## START Supplied records

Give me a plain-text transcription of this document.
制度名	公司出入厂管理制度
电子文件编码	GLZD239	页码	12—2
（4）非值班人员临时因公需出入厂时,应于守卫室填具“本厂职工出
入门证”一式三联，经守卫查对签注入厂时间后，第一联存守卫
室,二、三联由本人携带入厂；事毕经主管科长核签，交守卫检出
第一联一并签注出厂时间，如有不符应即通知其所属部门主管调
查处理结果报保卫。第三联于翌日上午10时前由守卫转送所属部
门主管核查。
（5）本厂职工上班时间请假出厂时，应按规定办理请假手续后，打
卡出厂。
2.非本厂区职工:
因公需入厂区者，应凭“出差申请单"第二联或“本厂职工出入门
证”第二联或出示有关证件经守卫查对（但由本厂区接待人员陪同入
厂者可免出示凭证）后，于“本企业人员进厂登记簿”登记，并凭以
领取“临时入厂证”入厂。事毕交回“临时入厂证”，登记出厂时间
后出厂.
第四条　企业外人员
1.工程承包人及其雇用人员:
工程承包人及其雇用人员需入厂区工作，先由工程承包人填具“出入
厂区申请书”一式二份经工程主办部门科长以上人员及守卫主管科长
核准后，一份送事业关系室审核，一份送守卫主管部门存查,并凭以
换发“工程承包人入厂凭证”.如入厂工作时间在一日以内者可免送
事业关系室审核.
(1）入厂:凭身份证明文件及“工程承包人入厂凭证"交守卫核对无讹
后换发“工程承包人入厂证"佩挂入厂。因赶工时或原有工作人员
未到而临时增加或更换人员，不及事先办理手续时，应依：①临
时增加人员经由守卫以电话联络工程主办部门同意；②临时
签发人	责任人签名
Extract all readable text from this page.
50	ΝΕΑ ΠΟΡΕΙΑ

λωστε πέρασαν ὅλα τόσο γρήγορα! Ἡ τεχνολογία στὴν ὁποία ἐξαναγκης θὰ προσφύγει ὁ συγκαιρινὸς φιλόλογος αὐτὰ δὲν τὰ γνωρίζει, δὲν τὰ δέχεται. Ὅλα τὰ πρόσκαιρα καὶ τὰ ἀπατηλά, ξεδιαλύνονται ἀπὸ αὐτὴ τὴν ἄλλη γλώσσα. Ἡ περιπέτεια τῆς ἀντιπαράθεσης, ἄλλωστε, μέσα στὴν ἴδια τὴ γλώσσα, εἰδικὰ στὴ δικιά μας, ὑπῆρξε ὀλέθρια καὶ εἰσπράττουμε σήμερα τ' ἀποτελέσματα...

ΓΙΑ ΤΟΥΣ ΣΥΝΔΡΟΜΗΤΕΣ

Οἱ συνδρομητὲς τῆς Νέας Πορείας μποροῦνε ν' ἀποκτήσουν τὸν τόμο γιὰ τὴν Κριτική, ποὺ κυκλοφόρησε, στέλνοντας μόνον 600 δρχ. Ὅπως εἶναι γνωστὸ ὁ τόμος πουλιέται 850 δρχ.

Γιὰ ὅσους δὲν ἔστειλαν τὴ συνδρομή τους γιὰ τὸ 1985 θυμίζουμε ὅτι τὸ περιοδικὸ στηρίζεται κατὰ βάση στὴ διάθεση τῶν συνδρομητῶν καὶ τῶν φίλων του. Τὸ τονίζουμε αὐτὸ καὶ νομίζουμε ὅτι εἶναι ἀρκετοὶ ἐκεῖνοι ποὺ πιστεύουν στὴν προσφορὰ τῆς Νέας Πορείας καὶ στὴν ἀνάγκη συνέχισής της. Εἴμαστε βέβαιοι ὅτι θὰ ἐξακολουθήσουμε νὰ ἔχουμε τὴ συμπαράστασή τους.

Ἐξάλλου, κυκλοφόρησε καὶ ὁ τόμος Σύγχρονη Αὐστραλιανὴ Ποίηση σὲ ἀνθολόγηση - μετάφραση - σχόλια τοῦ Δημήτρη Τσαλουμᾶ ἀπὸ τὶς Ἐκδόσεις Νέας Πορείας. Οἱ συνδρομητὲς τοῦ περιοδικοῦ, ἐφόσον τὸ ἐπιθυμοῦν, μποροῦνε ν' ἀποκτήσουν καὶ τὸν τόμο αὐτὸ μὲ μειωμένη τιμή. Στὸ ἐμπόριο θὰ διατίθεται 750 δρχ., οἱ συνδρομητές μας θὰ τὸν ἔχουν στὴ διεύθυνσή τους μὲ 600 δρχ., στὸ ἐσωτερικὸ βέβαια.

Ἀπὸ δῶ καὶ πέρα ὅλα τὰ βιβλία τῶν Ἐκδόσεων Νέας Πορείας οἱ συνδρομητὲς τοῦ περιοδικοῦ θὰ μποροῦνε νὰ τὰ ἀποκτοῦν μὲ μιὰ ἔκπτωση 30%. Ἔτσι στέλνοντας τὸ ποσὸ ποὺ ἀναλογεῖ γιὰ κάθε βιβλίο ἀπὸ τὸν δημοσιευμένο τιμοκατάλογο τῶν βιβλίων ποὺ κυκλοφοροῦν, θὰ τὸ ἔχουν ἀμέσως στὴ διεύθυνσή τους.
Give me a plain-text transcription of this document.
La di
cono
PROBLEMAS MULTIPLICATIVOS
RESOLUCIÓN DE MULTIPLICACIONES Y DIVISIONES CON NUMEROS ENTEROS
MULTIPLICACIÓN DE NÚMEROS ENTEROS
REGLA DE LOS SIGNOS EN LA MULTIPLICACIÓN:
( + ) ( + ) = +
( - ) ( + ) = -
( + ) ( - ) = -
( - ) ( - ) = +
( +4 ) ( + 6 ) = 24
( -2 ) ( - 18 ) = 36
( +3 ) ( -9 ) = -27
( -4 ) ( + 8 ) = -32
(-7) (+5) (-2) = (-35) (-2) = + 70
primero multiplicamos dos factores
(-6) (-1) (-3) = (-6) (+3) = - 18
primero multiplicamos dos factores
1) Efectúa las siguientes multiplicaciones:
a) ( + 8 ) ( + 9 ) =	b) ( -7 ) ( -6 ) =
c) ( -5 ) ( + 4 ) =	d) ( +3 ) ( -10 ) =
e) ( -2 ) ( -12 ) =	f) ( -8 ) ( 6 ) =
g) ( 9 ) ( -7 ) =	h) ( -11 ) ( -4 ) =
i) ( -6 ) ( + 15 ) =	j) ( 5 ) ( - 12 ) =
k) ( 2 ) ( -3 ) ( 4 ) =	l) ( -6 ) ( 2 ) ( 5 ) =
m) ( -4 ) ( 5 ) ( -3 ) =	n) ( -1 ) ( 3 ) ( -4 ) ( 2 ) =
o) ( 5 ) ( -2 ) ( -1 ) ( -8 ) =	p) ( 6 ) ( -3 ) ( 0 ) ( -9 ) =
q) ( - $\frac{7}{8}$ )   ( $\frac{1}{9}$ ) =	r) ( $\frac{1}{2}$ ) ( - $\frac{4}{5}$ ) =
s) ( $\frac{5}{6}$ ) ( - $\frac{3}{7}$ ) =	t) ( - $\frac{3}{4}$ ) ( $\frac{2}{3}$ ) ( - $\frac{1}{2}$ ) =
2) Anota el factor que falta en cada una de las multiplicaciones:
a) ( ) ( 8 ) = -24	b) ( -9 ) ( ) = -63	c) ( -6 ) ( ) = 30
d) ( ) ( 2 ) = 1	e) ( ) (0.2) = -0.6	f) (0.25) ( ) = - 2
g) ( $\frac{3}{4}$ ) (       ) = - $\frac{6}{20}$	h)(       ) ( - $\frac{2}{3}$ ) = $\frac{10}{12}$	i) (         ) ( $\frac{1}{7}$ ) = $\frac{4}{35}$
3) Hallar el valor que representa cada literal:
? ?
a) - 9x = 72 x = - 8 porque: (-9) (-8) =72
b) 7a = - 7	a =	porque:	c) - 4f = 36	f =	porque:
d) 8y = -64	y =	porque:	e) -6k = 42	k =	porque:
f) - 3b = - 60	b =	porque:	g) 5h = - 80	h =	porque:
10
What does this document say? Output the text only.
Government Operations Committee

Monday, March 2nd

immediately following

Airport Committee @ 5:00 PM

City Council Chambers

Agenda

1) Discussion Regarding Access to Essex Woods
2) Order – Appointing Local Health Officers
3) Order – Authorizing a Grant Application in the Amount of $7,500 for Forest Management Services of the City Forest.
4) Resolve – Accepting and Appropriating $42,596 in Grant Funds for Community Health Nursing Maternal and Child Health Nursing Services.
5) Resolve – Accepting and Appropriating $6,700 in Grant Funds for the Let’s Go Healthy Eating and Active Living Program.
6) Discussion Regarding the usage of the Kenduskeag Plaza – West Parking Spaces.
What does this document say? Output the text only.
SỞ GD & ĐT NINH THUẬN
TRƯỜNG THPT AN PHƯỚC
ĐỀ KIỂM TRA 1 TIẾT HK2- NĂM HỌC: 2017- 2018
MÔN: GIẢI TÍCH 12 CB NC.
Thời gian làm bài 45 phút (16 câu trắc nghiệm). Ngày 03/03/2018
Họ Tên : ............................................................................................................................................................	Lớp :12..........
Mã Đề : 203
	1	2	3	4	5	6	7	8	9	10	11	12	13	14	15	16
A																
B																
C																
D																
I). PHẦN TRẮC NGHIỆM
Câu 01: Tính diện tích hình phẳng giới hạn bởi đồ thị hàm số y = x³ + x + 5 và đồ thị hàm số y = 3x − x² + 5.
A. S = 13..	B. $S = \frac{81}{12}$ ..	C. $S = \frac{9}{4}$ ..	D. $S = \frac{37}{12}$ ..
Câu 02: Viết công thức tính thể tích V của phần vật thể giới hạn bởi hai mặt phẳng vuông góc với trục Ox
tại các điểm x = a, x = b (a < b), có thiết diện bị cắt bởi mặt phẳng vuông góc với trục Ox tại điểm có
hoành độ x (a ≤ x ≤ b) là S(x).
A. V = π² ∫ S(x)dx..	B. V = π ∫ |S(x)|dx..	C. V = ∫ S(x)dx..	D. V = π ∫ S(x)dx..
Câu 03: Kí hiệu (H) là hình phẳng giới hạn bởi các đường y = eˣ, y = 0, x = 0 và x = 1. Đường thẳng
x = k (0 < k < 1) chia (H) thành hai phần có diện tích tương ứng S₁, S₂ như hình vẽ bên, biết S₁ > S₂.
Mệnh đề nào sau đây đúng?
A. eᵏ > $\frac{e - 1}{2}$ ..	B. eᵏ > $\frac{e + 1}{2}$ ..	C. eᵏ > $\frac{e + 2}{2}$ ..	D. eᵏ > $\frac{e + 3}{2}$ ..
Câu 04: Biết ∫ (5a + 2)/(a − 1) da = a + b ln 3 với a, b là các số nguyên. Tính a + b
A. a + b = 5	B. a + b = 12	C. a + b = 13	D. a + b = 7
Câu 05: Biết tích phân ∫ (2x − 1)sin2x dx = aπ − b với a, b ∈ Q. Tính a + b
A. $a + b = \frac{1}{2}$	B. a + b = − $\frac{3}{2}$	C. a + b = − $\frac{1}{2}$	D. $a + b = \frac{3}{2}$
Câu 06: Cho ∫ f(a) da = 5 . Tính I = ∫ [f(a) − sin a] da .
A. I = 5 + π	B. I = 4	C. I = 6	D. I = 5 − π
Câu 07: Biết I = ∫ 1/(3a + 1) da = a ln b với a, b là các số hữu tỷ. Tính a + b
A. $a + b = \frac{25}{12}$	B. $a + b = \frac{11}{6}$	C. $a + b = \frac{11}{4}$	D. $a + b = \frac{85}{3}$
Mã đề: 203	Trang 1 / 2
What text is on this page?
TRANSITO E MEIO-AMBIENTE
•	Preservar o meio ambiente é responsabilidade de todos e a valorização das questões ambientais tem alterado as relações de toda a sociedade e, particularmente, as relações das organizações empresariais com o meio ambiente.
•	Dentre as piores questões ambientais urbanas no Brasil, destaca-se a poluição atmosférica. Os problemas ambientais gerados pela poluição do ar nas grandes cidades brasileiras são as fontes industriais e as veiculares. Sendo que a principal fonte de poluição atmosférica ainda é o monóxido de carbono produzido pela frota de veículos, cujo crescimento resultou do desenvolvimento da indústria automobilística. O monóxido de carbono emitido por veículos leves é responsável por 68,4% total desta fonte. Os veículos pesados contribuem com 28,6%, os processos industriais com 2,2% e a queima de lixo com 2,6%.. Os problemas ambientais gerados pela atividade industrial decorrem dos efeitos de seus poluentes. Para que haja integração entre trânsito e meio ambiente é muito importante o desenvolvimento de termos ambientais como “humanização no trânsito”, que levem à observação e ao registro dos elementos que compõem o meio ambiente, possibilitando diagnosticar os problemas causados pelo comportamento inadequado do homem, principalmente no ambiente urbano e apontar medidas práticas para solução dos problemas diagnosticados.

## END Supplied records

Exercise instructions:
Copy out every line of the listing that contains the string "porque".

The solution:
a) - 9x = 72 x = - 8 porque: (-9) (-8) =72
b) 7a = - 7	a =	porque:	c) - 4f = 36	f =	porque:
d) 8y = -64	y =	porque:	e) -6k = 42	k =	porque:
f) - 3b = - 60	b =	porque:	g) 5h = - 80	h =	porque:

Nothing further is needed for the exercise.